§ PROVIDED RECORDS

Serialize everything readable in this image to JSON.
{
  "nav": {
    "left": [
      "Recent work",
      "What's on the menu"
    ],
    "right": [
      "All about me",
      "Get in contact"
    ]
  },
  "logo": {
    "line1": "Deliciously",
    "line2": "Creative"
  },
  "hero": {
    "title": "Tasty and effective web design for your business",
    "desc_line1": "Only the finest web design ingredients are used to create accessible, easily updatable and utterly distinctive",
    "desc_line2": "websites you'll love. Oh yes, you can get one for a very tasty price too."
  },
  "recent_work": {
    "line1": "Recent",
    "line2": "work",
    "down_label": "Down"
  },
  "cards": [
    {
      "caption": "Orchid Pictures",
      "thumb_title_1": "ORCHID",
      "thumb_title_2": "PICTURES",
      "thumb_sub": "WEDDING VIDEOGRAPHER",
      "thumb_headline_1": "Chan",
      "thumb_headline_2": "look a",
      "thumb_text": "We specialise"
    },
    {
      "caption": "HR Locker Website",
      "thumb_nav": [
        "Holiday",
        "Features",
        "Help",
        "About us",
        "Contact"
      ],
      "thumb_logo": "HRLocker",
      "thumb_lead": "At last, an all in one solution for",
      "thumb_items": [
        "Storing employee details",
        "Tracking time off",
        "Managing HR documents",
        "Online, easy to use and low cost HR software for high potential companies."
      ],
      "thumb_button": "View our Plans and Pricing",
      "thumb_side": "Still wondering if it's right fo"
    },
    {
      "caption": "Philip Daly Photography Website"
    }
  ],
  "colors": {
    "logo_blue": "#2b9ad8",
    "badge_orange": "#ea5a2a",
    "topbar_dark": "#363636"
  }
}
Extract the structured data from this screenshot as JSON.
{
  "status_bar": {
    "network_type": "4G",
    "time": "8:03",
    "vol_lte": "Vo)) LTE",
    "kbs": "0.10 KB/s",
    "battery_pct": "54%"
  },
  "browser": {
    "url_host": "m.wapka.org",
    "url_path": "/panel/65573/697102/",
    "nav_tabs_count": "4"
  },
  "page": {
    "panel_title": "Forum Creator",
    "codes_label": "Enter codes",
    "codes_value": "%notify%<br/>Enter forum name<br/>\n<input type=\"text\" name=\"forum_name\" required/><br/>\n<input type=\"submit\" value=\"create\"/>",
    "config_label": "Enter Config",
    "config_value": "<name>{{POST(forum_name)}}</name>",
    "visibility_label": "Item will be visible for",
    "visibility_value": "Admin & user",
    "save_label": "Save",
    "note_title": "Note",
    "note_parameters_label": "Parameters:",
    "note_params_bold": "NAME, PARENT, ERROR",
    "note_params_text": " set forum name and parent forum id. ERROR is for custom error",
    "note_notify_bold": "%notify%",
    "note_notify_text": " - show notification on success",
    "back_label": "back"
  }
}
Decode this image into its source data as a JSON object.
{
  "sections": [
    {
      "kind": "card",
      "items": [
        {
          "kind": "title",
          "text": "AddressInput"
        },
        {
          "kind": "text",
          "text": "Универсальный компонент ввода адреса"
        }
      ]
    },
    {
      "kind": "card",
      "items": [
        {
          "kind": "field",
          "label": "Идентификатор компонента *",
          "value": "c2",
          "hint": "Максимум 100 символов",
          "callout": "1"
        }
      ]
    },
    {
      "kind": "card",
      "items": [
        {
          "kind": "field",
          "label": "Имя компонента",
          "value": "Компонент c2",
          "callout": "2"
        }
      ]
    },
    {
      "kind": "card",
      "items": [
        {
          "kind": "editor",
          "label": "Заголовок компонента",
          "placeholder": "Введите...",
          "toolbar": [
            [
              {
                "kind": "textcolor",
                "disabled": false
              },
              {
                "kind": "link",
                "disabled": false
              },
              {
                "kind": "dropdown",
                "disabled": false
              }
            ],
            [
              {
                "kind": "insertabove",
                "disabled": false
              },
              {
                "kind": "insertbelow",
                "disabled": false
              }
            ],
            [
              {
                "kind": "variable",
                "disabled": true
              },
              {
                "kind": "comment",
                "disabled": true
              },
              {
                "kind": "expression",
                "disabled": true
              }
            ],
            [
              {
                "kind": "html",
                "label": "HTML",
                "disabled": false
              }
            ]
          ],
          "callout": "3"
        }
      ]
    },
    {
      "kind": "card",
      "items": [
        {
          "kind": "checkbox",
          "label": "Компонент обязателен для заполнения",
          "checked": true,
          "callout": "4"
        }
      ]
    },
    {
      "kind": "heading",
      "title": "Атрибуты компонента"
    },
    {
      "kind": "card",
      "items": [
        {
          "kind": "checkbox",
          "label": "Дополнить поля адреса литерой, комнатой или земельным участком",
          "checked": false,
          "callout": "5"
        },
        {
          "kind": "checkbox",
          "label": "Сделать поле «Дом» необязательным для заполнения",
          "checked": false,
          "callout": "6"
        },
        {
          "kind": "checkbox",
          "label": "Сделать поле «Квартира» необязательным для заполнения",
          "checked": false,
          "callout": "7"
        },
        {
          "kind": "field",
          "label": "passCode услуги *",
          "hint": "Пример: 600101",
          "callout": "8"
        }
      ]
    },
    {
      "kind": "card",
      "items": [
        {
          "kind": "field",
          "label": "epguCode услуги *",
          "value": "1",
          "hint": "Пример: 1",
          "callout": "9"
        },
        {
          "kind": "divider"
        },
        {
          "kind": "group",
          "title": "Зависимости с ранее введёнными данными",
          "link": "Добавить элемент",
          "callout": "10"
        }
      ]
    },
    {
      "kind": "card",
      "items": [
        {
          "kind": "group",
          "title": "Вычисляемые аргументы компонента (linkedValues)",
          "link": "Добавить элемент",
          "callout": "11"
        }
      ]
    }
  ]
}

---

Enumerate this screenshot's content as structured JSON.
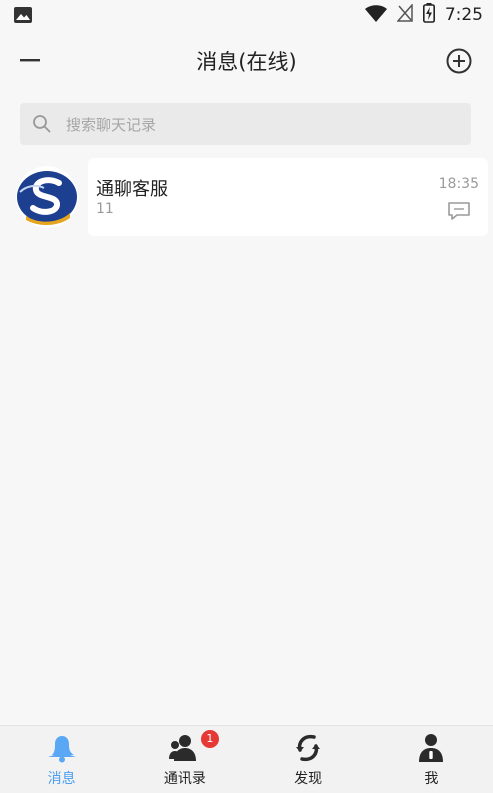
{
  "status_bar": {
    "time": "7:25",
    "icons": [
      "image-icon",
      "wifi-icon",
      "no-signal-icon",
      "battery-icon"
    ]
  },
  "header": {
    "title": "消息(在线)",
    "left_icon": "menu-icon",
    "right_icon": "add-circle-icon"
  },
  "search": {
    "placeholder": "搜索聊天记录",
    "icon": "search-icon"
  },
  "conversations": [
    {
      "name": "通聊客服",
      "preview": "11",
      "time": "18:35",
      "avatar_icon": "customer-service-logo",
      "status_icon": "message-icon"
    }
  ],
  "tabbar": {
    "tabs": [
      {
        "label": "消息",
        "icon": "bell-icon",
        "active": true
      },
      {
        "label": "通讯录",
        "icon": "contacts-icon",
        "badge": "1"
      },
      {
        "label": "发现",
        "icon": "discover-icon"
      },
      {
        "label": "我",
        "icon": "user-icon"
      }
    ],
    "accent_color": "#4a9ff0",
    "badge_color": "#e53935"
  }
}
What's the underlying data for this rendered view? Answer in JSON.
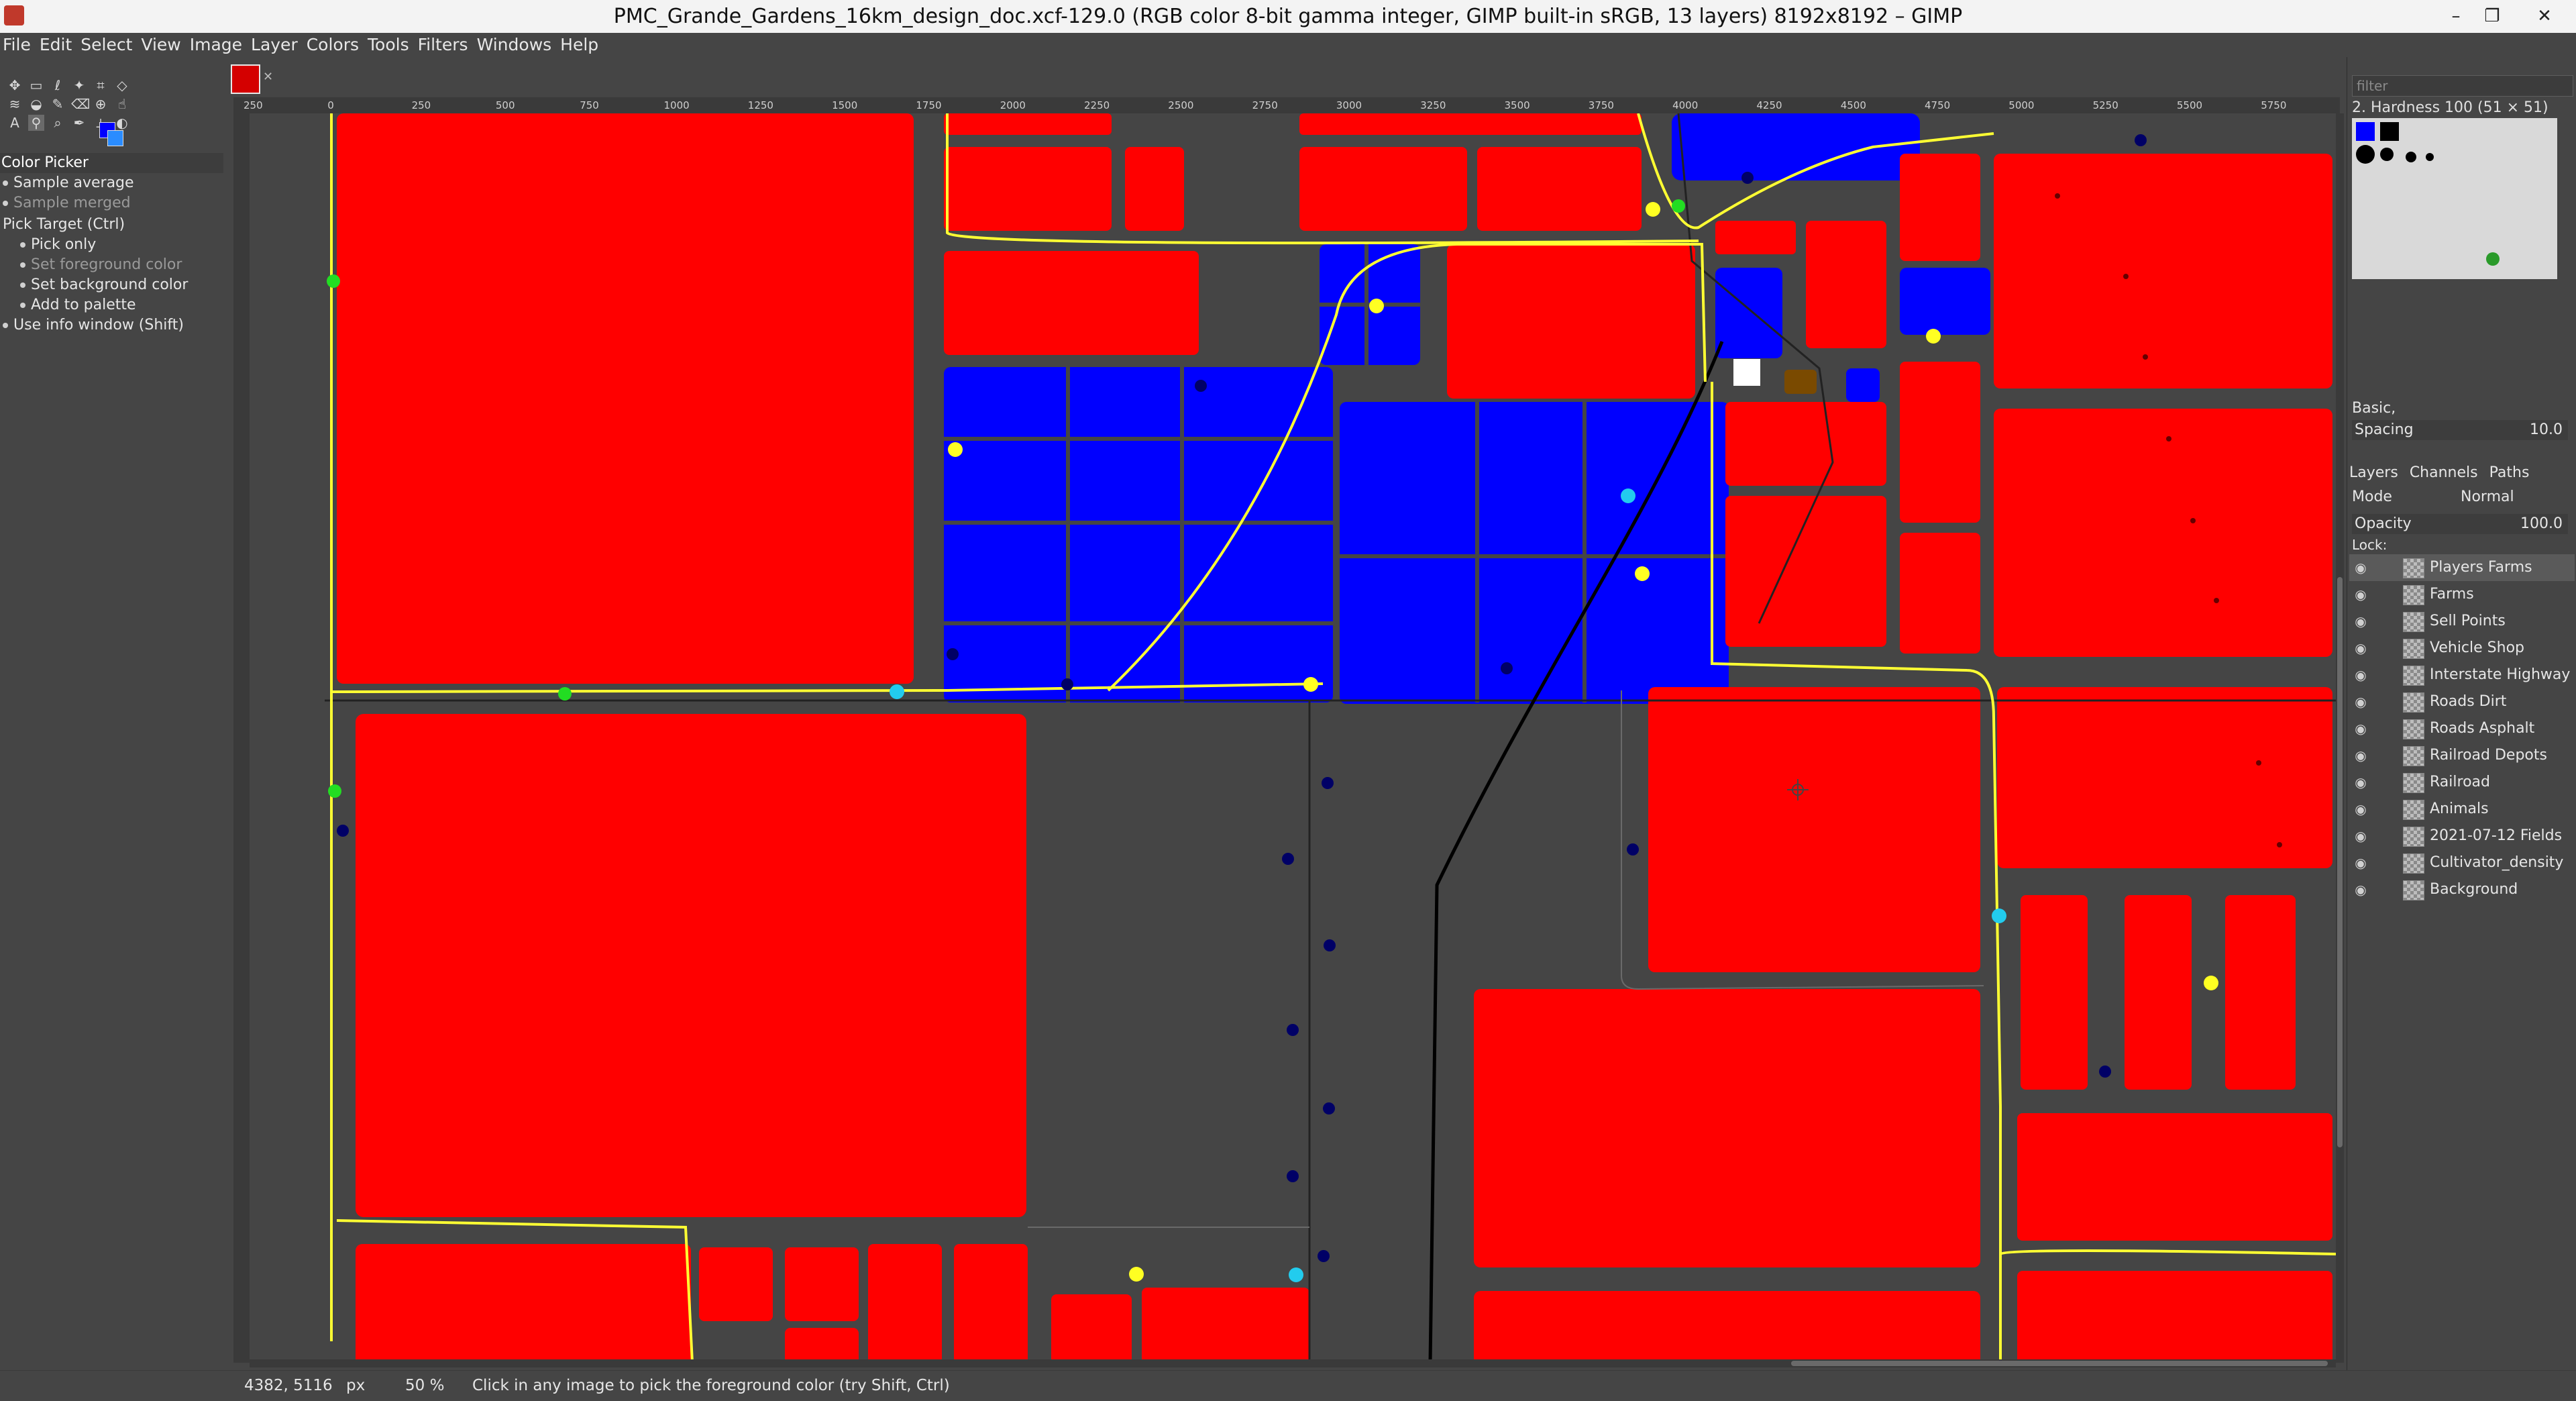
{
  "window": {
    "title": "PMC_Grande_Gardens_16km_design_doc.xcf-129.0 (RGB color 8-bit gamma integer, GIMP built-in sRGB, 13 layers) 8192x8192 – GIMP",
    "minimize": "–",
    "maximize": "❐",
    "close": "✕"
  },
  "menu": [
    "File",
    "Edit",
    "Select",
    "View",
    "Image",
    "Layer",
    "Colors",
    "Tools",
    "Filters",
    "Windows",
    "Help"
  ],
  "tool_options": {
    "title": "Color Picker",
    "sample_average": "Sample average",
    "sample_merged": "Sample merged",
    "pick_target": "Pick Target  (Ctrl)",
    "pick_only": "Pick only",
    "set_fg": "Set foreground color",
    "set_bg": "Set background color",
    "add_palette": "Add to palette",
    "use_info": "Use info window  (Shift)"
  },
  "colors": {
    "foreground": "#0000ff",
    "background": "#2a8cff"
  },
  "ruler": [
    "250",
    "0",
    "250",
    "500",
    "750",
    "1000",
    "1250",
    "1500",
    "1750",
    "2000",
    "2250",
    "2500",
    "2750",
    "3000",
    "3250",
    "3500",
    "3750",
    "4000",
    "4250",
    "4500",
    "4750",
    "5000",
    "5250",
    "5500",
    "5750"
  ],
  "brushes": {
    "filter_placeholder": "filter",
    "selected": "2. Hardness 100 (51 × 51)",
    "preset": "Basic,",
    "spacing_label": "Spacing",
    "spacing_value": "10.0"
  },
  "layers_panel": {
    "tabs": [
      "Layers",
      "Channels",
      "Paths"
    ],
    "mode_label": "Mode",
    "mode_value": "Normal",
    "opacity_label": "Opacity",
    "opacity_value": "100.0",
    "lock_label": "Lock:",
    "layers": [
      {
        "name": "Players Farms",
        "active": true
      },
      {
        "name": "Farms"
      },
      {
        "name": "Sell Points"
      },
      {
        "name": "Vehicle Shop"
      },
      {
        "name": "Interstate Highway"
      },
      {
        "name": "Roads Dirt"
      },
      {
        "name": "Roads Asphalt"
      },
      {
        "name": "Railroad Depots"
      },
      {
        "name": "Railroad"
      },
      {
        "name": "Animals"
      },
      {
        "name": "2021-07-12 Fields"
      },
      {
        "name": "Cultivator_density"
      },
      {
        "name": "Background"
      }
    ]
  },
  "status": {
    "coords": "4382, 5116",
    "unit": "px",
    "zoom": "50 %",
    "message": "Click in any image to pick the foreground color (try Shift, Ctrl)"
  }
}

§ EXERCISE
Copy each line of the listing that includes "необязательным".

§ ANSWER IN FULL
          "label": "Сделать поле «Дом» необязательным для заполнения",
          "label": "Сделать поле «Квартира» необязательным для заполнения",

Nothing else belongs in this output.